• _Records from a collection_:
/---

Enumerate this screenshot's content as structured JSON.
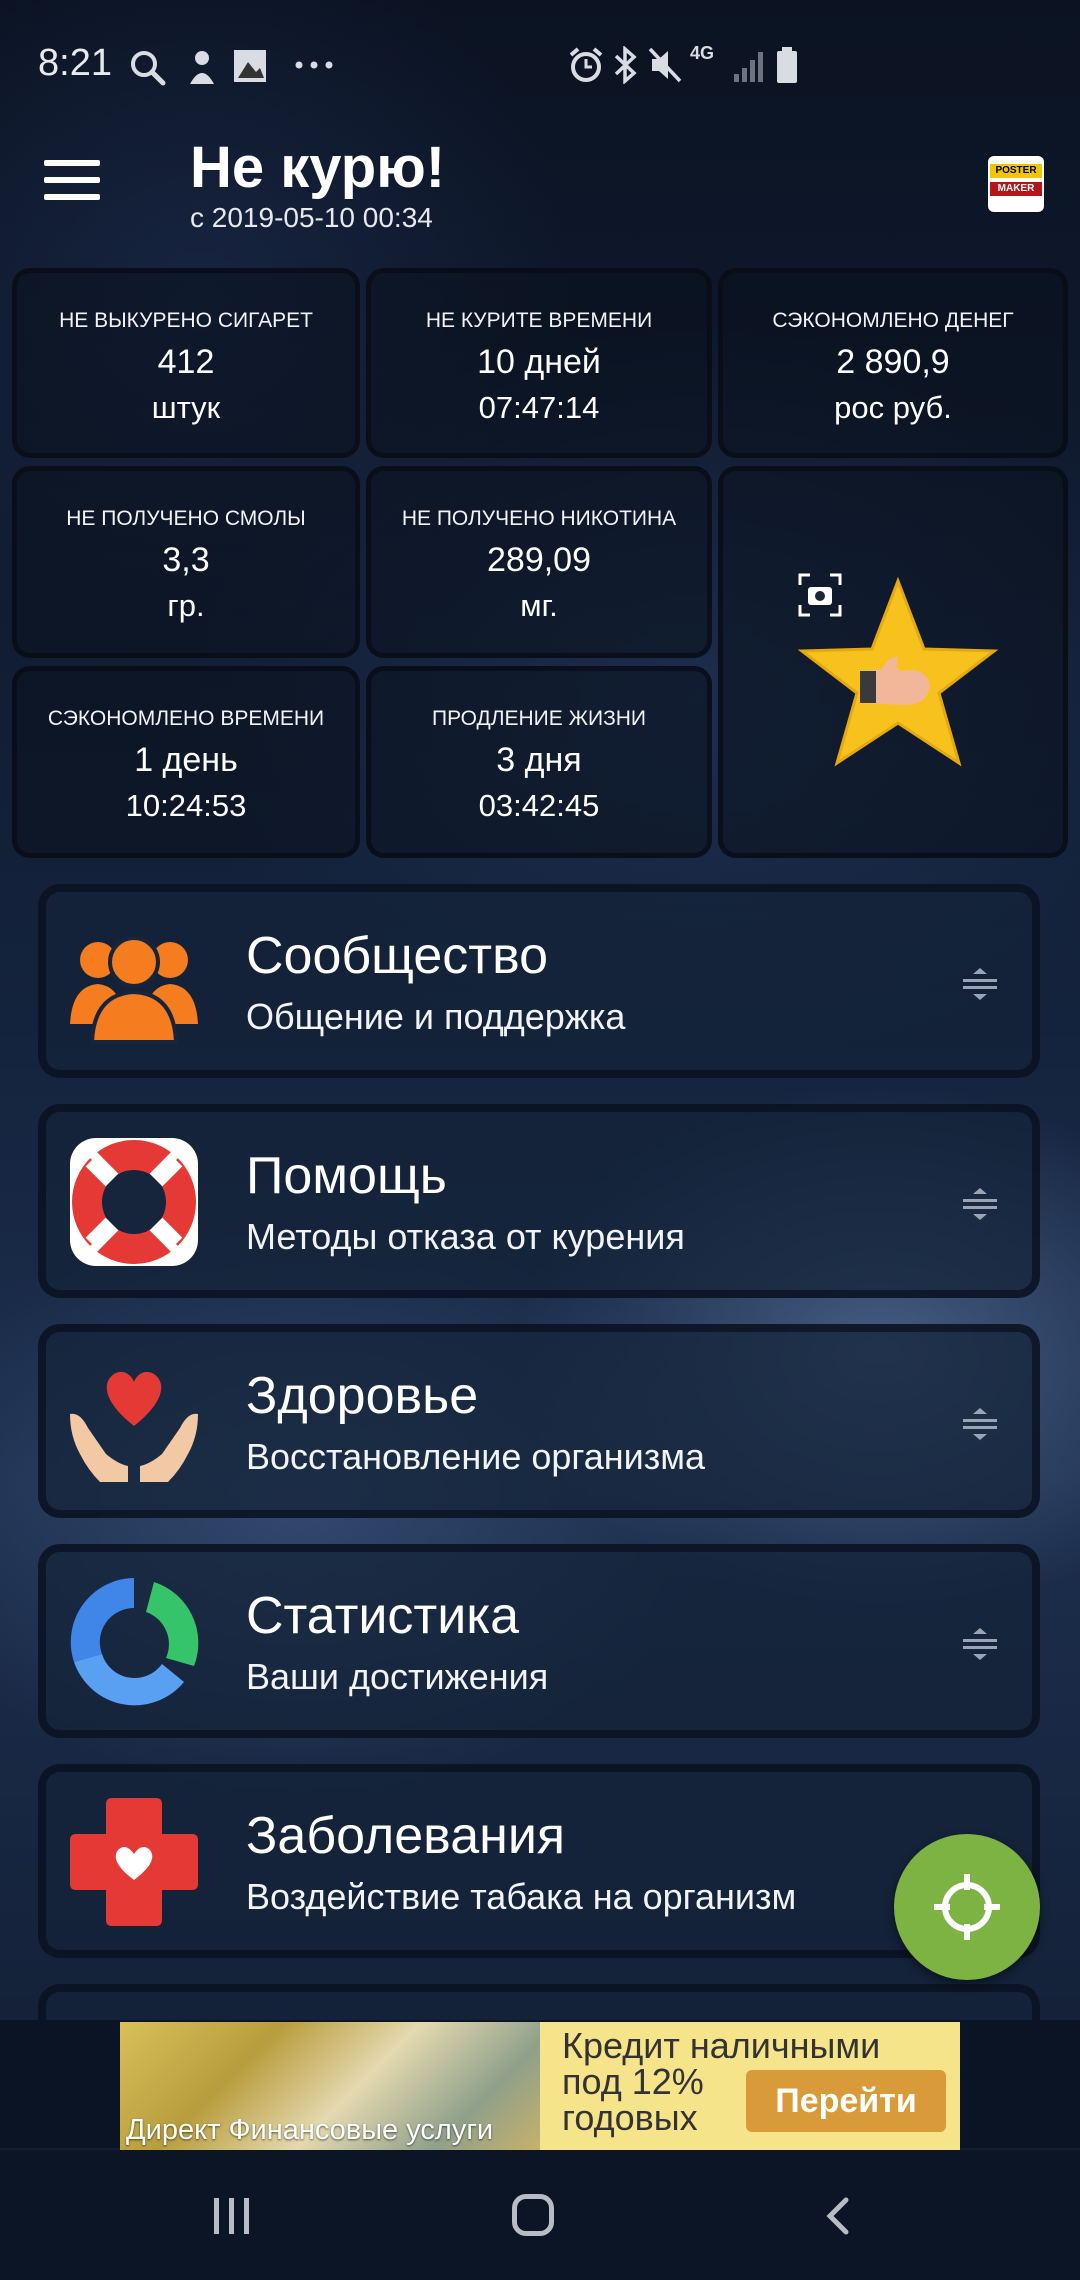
{
  "status_bar": {
    "time": "8:21",
    "left_icons": [
      "search-icon",
      "app-notification-icon",
      "image-icon",
      "more-dots-icon"
    ],
    "right_icons": [
      "alarm-icon",
      "bluetooth-icon",
      "mute-icon",
      "network-4g-icon",
      "signal-icon",
      "battery-icon"
    ],
    "network_label": "4G"
  },
  "toolbar": {
    "title": "Не курю!",
    "subtitle": "с 2019-05-10 00:34",
    "poster_top": "POSTER",
    "poster_bottom": "MAKER"
  },
  "stats": [
    {
      "label": "НЕ ВЫКУРЕНО СИГАРЕТ",
      "value": "412",
      "unit": "штук"
    },
    {
      "label": "НЕ КУРИТЕ ВРЕМЕНИ",
      "value": "10 дней",
      "unit": "07:47:14"
    },
    {
      "label": "СЭКОНОМЛЕНО ДЕНЕГ",
      "value": "2 890,9",
      "unit": "рос руб."
    },
    {
      "label": "НЕ ПОЛУЧЕНО СМОЛЫ",
      "value": "3,3",
      "unit": "гр."
    },
    {
      "label": "НЕ ПОЛУЧЕНО НИКОТИНА",
      "value": "289,09",
      "unit": "мг."
    },
    {
      "label": "СЭКОНОМЛЕНО ВРЕМЕНИ",
      "value": "1 день",
      "unit": "10:24:53"
    },
    {
      "label": "ПРОДЛЕНИЕ ЖИЗНИ",
      "value": "3 дня",
      "unit": "03:42:45"
    }
  ],
  "menu": [
    {
      "title": "Сообщество",
      "subtitle": "Общение и поддержка",
      "icon": "community-icon"
    },
    {
      "title": "Помощь",
      "subtitle": "Методы отказа от курения",
      "icon": "lifebuoy-icon"
    },
    {
      "title": "Здоровье",
      "subtitle": "Восстановление организма",
      "icon": "heart-hands-icon"
    },
    {
      "title": "Статистика",
      "subtitle": "Ваши достижения",
      "icon": "statistics-icon"
    },
    {
      "title": "Заболевания",
      "subtitle": "Воздействие табака на организм",
      "icon": "medical-cross-icon"
    }
  ],
  "ad": {
    "text": "Кредит наличными\nпод 12%\nгодовых",
    "button": "Перейти",
    "caption": "Директ  Финансовые услуги"
  },
  "colors": {
    "fab": "#7cb342",
    "star": "#f7c21e",
    "community": "#f57c1f",
    "lifebuoy": "#e53935",
    "heart": "#e53935",
    "stats_blue": "#3f86e8",
    "stats_green": "#36c46b",
    "ad_button": "#d99a3a"
  }
}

\---

• _WHAT IS NEEDED_:
Keep every word of the data as it is when you write it out, but drop the pictures.

• _RESULT FOR THIS TASK_:
Enumerate this screenshot's content as structured JSON.
{
  "status_bar": {
    "time": "8:21",
    "left_icons": [
      "search-icon",
      "app-notification-icon",
      "image-icon",
      "more-dots-icon"
    ],
    "right_icons": [
      "alarm-icon",
      "bluetooth-icon",
      "mute-icon",
      "network-4g-icon",
      "signal-icon",
      "battery-icon"
    ],
    "network_label": "4G"
  },
  "toolbar": {
    "title": "Не курю!",
    "subtitle": "с 2019-05-10 00:34",
    "poster_top": "POSTER",
    "poster_bottom": "MAKER"
  },
  "stats": [
    {
      "label": "НЕ ВЫКУРЕНО СИГАРЕТ",
      "value": "412",
      "unit": "штук"
    },
    {
      "label": "НЕ КУРИТЕ ВРЕМЕНИ",
      "value": "10 дней",
      "unit": "07:47:14"
    },
    {
      "label": "СЭКОНОМЛЕНО ДЕНЕГ",
      "value": "2 890,9",
      "unit": "рос руб."
    },
    {
      "label": "НЕ ПОЛУЧЕНО СМОЛЫ",
      "value": "3,3",
      "unit": "гр."
    },
    {
      "label": "НЕ ПОЛУЧЕНО НИКОТИНА",
      "value": "289,09",
      "unit": "мг."
    },
    {
      "label": "СЭКОНОМЛЕНО ВРЕМЕНИ",
      "value": "1 день",
      "unit": "10:24:53"
    },
    {
      "label": "ПРОДЛЕНИЕ ЖИЗНИ",
      "value": "3 дня",
      "unit": "03:42:45"
    }
  ],
  "menu": [
    {
      "title": "Сообщество",
      "subtitle": "Общение и поддержка",
      "icon": "community-icon"
    },
    {
      "title": "Помощь",
      "subtitle": "Методы отказа от курения",
      "icon": "lifebuoy-icon"
    },
    {
      "title": "Здоровье",
      "subtitle": "Восстановление организма",
      "icon": "heart-hands-icon"
    },
    {
      "title": "Статистика",
      "subtitle": "Ваши достижения",
      "icon": "statistics-icon"
    },
    {
      "title": "Заболевания",
      "subtitle": "Воздействие табака на организм",
      "icon": "medical-cross-icon"
    }
  ],
  "ad": {
    "text": "Кредит наличными\nпод 12%\nгодовых",
    "button": "Перейти",
    "caption": "Директ  Финансовые услуги"
  },
  "colors": {
    "fab": "#7cb342",
    "star": "#f7c21e",
    "community": "#f57c1f",
    "lifebuoy": "#e53935",
    "heart": "#e53935",
    "stats_blue": "#3f86e8",
    "stats_green": "#36c46b",
    "ad_button": "#d99a3a"
  }
}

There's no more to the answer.